### CHALLENGE:
Please count the lines below that contain the word "bien", and reply with that number alone.

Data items
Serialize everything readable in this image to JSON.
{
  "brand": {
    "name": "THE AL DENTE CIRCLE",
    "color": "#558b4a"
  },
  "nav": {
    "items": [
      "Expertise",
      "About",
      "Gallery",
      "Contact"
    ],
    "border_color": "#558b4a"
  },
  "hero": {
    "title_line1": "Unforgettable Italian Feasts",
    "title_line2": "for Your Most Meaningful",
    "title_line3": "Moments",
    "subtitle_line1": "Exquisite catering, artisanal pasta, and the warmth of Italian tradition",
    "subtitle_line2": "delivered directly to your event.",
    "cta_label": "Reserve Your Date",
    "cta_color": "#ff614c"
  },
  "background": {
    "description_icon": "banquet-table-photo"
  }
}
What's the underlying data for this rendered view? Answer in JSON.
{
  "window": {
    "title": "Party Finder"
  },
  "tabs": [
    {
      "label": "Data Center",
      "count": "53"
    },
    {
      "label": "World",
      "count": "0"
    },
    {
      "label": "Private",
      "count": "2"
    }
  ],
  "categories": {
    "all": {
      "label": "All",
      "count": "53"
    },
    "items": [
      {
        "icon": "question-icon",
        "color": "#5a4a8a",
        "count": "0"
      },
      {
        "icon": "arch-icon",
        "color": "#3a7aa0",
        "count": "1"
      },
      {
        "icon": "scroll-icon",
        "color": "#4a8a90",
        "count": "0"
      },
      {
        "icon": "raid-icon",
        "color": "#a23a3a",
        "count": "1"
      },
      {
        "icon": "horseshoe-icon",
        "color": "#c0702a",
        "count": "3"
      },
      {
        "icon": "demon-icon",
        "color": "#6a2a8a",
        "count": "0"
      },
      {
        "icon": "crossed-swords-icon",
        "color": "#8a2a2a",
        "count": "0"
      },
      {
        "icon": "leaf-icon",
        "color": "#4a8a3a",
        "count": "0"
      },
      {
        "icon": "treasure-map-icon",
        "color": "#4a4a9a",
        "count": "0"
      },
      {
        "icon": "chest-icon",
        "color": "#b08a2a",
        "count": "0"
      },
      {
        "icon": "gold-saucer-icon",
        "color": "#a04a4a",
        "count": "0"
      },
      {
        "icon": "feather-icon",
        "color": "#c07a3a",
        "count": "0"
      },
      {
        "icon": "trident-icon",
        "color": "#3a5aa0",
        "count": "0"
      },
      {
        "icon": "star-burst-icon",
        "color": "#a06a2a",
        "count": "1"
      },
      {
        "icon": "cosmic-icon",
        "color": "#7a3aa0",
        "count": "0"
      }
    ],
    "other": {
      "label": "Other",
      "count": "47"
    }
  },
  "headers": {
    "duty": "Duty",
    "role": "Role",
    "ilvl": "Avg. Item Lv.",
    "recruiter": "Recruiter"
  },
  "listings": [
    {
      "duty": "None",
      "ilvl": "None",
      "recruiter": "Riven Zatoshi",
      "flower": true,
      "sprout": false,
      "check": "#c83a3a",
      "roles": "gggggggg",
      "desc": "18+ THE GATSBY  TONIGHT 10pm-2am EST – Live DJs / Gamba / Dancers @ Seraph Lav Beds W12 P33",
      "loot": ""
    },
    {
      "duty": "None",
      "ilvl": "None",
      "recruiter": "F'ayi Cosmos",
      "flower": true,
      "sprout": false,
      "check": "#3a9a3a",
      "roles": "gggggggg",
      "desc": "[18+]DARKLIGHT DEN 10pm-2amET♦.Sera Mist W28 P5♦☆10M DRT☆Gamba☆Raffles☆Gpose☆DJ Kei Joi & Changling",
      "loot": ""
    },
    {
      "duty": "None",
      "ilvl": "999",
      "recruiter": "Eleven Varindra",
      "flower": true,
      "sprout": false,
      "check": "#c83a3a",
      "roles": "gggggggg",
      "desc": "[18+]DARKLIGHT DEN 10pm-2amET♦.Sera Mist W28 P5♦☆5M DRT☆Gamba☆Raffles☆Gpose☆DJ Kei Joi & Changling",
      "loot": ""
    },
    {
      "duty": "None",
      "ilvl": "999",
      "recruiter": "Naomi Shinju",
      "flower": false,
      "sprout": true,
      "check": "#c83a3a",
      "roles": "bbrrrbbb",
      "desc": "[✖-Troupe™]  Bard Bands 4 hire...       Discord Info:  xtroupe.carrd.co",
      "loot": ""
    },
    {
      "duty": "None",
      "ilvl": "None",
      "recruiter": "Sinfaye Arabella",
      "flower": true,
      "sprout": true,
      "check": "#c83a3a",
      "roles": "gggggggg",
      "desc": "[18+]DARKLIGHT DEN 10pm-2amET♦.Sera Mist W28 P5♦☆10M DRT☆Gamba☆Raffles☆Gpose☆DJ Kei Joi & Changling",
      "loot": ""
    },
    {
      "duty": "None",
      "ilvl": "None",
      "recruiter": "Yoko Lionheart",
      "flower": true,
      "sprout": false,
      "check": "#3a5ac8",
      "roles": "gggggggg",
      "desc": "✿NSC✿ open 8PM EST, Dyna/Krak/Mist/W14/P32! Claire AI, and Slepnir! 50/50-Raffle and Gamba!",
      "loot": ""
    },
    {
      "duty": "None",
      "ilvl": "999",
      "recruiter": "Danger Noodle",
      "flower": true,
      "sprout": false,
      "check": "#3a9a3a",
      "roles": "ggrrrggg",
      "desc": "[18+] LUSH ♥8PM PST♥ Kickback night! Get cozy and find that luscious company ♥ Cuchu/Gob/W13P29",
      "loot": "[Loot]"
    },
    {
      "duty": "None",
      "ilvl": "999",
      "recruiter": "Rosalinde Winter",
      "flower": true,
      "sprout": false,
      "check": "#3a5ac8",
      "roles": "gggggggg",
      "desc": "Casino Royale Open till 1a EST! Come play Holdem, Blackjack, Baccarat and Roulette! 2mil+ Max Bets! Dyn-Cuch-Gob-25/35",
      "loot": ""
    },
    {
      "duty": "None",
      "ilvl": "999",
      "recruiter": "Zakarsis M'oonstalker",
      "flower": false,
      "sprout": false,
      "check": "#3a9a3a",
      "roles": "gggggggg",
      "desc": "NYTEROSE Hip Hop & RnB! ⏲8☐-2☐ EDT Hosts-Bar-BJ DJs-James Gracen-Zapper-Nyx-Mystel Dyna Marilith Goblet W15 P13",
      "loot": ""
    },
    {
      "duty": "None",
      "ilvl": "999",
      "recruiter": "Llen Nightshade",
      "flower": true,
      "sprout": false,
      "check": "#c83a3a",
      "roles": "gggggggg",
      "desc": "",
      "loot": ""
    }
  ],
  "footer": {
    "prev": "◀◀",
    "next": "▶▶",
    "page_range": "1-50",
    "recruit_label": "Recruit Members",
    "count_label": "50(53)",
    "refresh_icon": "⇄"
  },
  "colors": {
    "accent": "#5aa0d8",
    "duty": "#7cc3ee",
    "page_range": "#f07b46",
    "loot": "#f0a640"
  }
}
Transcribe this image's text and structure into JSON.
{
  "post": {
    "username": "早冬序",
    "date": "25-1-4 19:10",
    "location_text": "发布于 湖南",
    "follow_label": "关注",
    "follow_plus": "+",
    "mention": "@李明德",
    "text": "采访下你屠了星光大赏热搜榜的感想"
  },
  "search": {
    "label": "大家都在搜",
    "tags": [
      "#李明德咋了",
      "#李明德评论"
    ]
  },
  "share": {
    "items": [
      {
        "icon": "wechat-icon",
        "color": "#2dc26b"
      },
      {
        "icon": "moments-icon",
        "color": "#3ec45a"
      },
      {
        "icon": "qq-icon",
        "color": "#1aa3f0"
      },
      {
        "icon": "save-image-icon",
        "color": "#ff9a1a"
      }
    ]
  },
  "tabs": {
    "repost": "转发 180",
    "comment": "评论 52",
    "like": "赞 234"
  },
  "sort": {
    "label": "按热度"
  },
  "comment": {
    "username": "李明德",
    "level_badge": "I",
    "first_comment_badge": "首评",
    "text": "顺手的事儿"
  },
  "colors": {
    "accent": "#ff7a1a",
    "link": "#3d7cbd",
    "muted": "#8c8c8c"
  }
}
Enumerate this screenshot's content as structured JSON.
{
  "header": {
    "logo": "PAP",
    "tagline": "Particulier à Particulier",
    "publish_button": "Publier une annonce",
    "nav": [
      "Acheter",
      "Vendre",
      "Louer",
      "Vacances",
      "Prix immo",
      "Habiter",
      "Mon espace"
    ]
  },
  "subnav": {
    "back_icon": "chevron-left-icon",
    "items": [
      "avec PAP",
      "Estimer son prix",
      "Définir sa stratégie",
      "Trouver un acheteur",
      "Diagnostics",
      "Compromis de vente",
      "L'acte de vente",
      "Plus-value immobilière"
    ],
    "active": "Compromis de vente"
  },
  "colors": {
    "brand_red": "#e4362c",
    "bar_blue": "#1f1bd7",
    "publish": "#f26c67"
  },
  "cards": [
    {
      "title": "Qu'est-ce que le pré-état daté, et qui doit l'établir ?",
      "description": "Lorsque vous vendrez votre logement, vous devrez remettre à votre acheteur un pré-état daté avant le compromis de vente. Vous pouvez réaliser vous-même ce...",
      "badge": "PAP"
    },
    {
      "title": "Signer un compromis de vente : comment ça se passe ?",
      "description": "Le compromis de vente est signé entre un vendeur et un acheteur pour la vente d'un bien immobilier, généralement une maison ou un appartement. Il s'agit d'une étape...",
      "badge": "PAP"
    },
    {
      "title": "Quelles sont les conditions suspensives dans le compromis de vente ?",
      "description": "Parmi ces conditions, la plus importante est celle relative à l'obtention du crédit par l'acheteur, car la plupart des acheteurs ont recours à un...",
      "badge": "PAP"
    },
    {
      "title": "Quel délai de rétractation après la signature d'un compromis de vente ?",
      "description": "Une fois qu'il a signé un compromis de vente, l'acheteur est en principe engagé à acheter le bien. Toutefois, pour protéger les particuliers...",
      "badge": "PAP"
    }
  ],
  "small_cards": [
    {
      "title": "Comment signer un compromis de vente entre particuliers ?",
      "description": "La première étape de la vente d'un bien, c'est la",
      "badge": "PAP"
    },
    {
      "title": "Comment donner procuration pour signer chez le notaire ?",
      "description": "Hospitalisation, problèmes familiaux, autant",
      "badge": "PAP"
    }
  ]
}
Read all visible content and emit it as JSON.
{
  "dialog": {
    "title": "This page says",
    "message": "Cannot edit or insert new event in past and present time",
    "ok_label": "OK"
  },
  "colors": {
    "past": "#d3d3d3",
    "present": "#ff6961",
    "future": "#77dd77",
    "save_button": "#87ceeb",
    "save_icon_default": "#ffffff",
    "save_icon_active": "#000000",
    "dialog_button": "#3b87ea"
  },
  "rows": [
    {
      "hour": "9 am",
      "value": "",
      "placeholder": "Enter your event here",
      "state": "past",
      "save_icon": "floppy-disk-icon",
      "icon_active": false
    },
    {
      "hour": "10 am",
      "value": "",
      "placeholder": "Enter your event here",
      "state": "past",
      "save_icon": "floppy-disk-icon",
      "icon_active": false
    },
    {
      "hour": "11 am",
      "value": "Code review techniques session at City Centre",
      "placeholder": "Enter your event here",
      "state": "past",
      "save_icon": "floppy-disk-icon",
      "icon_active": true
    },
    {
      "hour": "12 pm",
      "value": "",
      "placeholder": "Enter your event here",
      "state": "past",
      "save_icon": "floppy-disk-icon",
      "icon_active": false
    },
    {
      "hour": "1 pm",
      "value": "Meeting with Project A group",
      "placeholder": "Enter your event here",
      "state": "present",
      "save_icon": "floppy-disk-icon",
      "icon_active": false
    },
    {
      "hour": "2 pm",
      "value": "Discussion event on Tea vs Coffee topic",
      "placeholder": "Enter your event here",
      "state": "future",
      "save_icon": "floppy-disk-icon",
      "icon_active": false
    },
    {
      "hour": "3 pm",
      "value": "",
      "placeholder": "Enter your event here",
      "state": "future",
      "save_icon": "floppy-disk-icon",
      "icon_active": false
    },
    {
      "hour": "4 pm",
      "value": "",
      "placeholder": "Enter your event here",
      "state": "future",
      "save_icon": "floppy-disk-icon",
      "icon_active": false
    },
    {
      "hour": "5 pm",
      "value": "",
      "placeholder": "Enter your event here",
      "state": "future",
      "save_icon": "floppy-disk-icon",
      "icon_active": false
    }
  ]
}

### EXPECTED ANSWER:
3